→ SOURCE DATA:
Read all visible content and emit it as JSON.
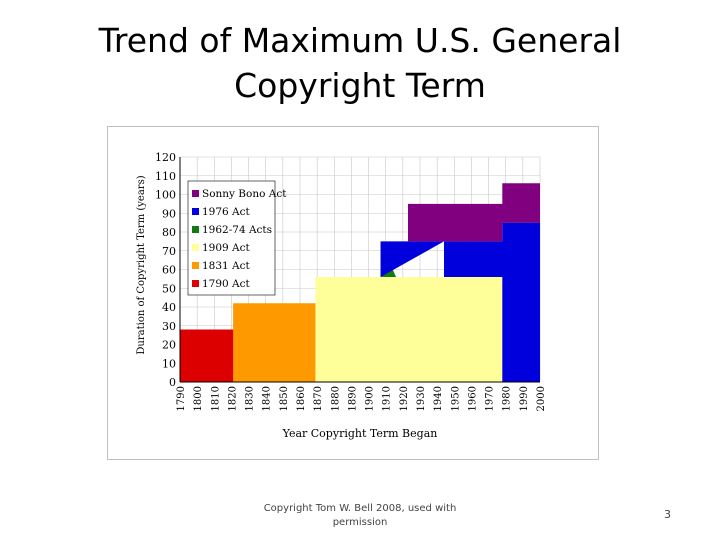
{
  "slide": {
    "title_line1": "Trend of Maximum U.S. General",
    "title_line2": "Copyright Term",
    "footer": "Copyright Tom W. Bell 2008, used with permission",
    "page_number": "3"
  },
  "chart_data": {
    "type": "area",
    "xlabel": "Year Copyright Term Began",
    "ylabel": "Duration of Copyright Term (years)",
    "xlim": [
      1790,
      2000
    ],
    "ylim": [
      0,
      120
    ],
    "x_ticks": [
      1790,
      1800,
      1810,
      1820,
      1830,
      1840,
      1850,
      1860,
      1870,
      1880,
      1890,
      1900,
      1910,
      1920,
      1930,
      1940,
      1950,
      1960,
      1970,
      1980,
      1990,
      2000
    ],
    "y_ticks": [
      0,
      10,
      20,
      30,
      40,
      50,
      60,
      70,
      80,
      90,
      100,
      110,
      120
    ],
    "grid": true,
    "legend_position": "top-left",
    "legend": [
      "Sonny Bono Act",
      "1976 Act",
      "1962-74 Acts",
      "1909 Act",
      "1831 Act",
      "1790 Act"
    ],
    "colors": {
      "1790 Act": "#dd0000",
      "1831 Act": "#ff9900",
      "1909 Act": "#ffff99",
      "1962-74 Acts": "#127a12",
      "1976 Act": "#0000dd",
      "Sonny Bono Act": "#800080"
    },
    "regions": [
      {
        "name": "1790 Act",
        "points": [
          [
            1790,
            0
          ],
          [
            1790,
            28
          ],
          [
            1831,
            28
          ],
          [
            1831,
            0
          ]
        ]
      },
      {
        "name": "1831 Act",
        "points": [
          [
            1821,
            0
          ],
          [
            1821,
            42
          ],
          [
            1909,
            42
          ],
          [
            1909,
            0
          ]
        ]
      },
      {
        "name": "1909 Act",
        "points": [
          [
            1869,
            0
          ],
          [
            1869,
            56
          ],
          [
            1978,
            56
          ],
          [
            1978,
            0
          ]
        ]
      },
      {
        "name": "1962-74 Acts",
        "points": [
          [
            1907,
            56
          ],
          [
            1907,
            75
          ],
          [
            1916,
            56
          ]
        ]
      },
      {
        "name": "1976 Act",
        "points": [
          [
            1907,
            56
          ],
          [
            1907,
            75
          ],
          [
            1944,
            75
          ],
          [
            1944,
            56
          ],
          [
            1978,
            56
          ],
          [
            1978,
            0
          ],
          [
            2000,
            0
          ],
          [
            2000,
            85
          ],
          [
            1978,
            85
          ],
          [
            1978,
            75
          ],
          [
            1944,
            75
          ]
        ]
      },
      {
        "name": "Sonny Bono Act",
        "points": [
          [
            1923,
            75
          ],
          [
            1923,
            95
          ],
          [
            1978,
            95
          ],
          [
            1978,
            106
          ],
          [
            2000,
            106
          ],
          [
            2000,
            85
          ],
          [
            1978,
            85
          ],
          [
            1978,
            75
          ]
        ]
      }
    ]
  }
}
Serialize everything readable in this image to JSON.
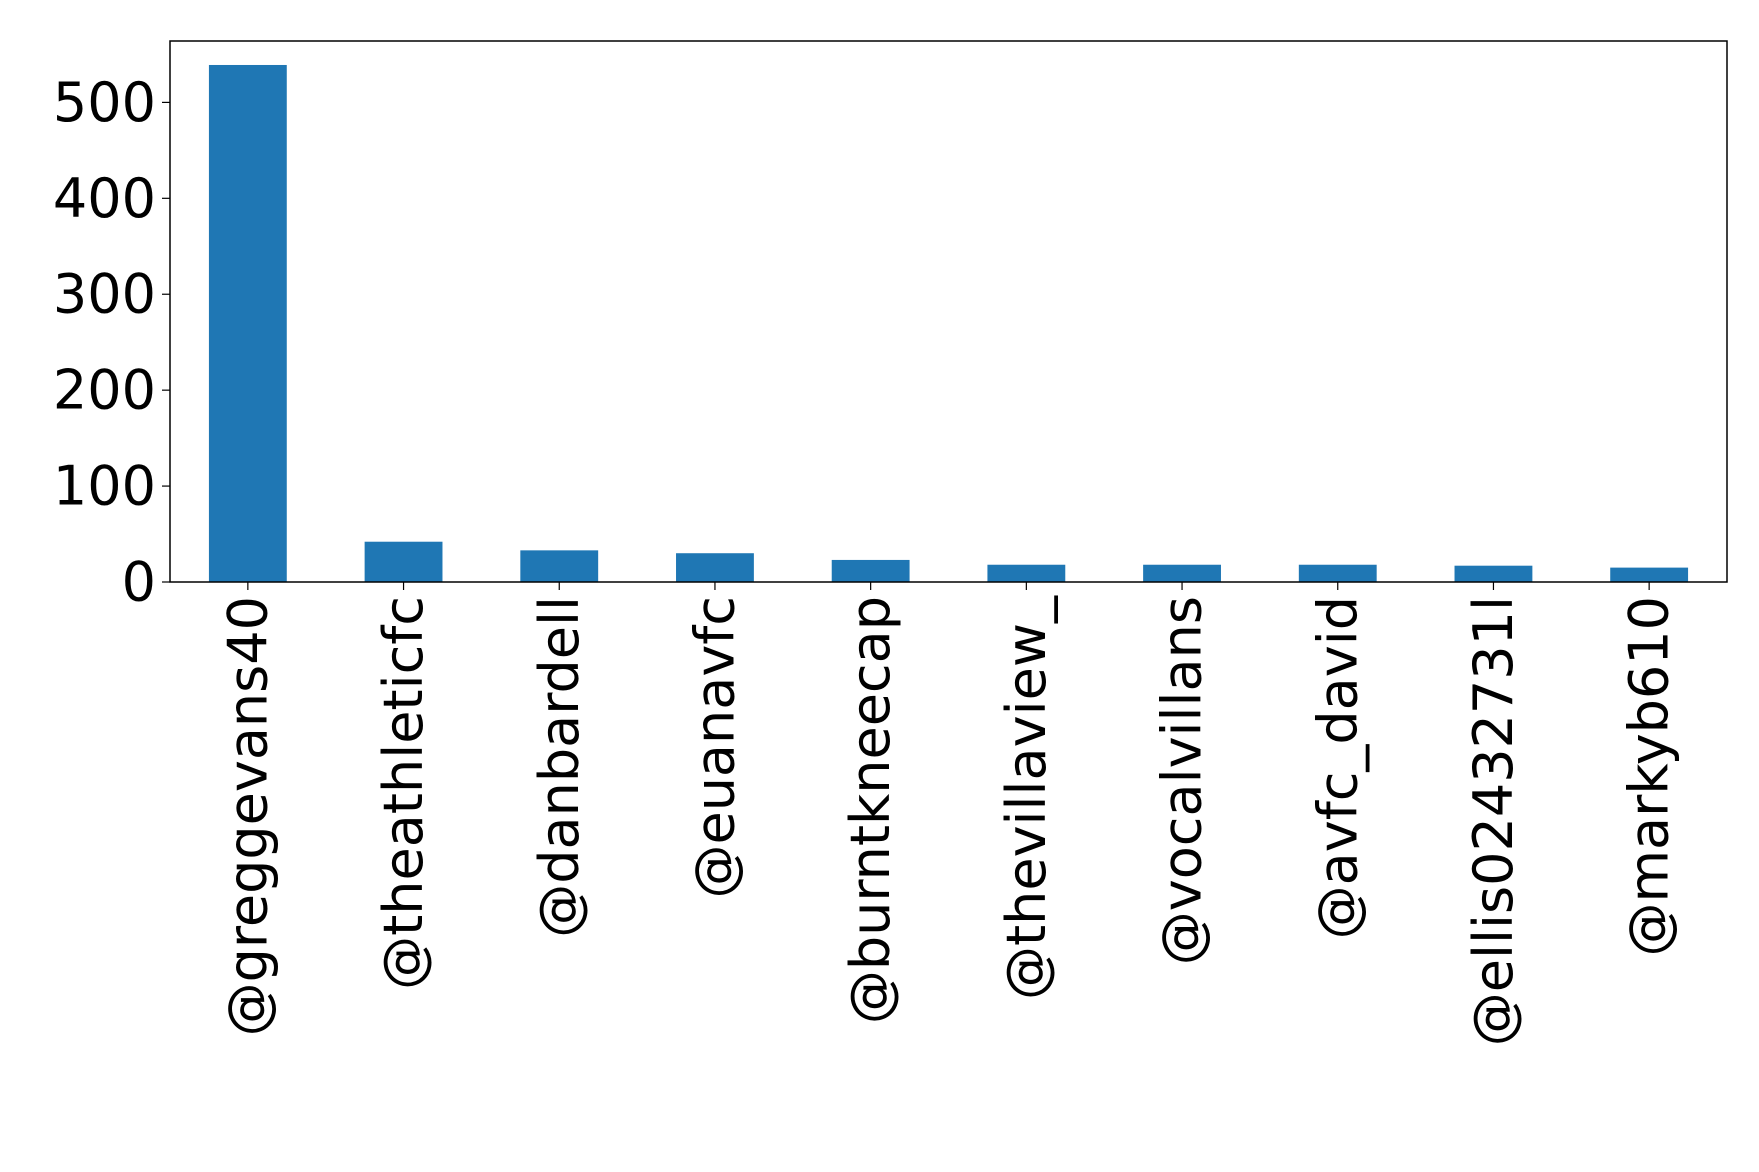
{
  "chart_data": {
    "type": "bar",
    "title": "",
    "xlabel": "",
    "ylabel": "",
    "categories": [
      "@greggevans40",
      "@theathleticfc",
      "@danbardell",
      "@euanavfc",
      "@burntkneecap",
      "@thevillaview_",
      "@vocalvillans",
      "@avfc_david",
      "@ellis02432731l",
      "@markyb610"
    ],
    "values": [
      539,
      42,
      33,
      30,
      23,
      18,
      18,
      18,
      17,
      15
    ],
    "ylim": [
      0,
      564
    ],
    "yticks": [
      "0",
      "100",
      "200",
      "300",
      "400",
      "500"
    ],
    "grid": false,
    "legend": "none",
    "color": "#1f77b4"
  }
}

→ WHAT IS EXPECTED: Reply with the number of lines in the preceding entries that contain "JSON", and no other words.

→ CORRECT RESPONSE: 2